— Dataset excerpts —
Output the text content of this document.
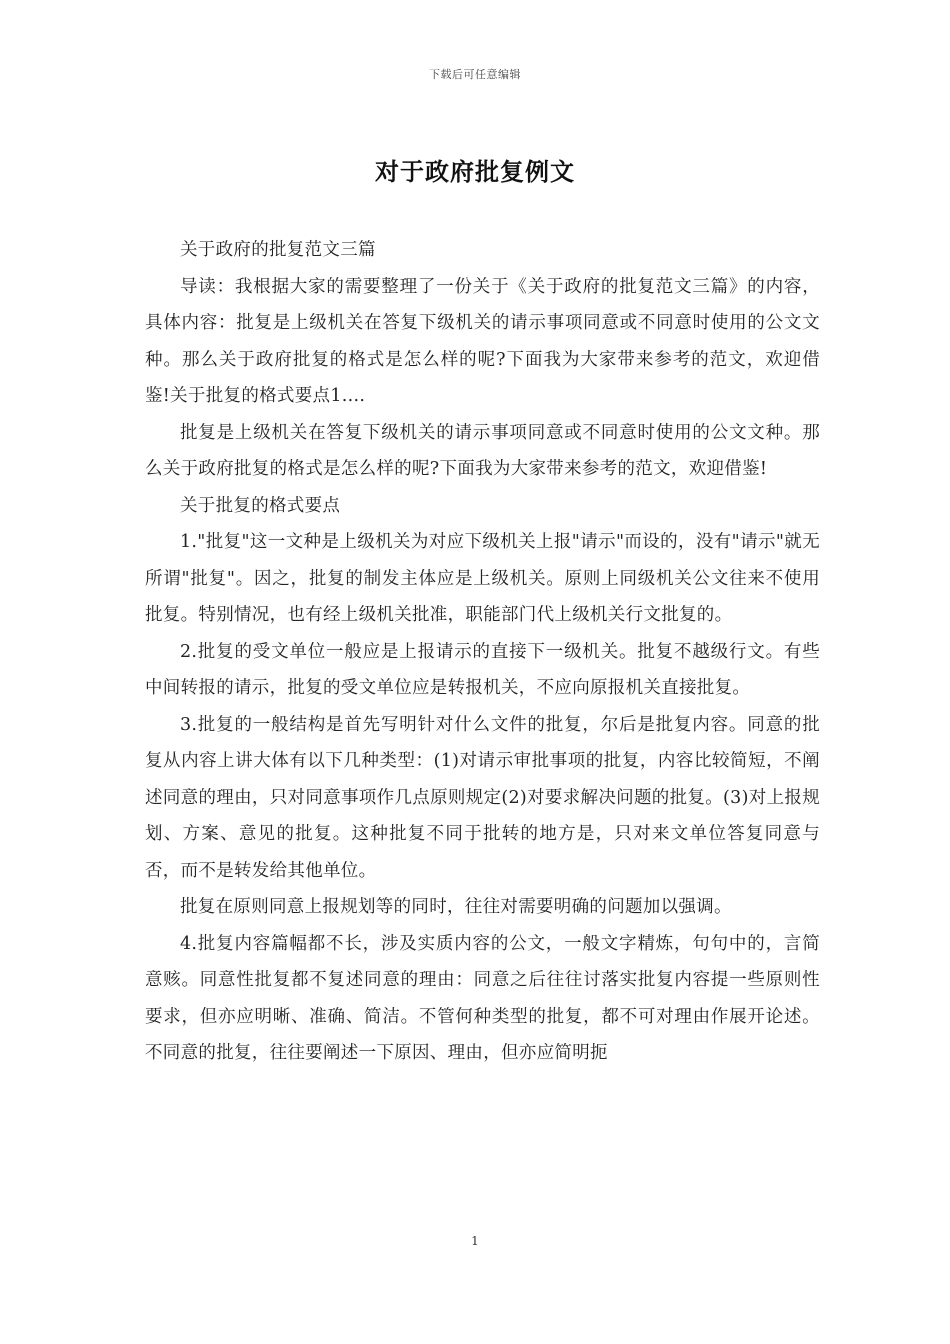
下载后可任意编辑
对于政府批复例文

关于政府的批复范文三篇

导读：我根据大家的需要整理了一份关于《关于政府的批复范文三篇》的内容，具体内容：批复是上级机关在答复下级机关的请示事项同意或不同意时使用的公文文种。那么关于政府批复的格式是怎么样的呢?下面我为大家带来参考的范文，欢迎借鉴!关于批复的格式要点1....

批复是上级机关在答复下级机关的请示事项同意或不同意时使用的公文文种。那么关于政府批复的格式是怎么样的呢?下面我为大家带来参考的范文，欢迎借鉴!

关于批复的格式要点

1."批复"这一文种是上级机关为对应下级机关上报"请示"而设的，没有"请示"就无所谓"批复"。因之，批复的制发主体应是上级机关。原则上同级机关公文往来不使用批复。特别情况，也有经上级机关批准，职能部门代上级机关行文批复的。

2.批复的受文单位一般应是上报请示的直接下一级机关。批复不越级行文。有些中间转报的请示，批复的受文单位应是转报机关，不应向原报机关直接批复。

3.批复的一般结构是首先写明针对什么文件的批复，尔后是批复内容。同意的批复从内容上讲大体有以下几种类型：(1)对请示审批事项的批复，内容比较简短，不阐述同意的理由，只对同意事项作几点原则规定(2)对要求解决问题的批复。(3)对上报规划、方案、意见的批复。这种批复不同于批转的地方是，只对来文单位答复同意与否，而不是转发给其他单位。

批复在原则同意上报规划等的同时，往往对需要明确的问题加以强调。

4.批复内容篇幅都不长，涉及实质内容的公文，一般文字精炼，句句中的，言简意赅。同意性批复都不复述同意的理由：同意之后往往讨落实批复内容提一些原则性要求，但亦应明晰、准确、简洁。不管何种类型的批复，都不可对理由作展开论述。不同意的批复，往往要阐述一下原因、理由，但亦应简明扼

1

— Instruction —
Write the records out again in full, exactly, and skip every picture.

— Answer to this problem —
Output the text content of this document.
下载后可任意编辑
对于政府批复例文

关于政府的批复范文三篇

导读：我根据大家的需要整理了一份关于《关于政府的批复范文三篇》的内容，具体内容：批复是上级机关在答复下级机关的请示事项同意或不同意时使用的公文文种。那么关于政府批复的格式是怎么样的呢?下面我为大家带来参考的范文，欢迎借鉴!关于批复的格式要点1....

批复是上级机关在答复下级机关的请示事项同意或不同意时使用的公文文种。那么关于政府批复的格式是怎么样的呢?下面我为大家带来参考的范文，欢迎借鉴!

关于批复的格式要点

1."批复"这一文种是上级机关为对应下级机关上报"请示"而设的，没有"请示"就无所谓"批复"。因之，批复的制发主体应是上级机关。原则上同级机关公文往来不使用批复。特别情况，也有经上级机关批准，职能部门代上级机关行文批复的。

2.批复的受文单位一般应是上报请示的直接下一级机关。批复不越级行文。有些中间转报的请示，批复的受文单位应是转报机关，不应向原报机关直接批复。

3.批复的一般结构是首先写明针对什么文件的批复，尔后是批复内容。同意的批复从内容上讲大体有以下几种类型：(1)对请示审批事项的批复，内容比较简短，不阐述同意的理由，只对同意事项作几点原则规定(2)对要求解决问题的批复。(3)对上报规划、方案、意见的批复。这种批复不同于批转的地方是，只对来文单位答复同意与否，而不是转发给其他单位。

批复在原则同意上报规划等的同时，往往对需要明确的问题加以强调。

4.批复内容篇幅都不长，涉及实质内容的公文，一般文字精炼，句句中的，言简意赅。同意性批复都不复述同意的理由：同意之后往往讨落实批复内容提一些原则性要求，但亦应明晰、准确、简洁。不管何种类型的批复，都不可对理由作展开论述。不同意的批复，往往要阐述一下原因、理由，但亦应简明扼

1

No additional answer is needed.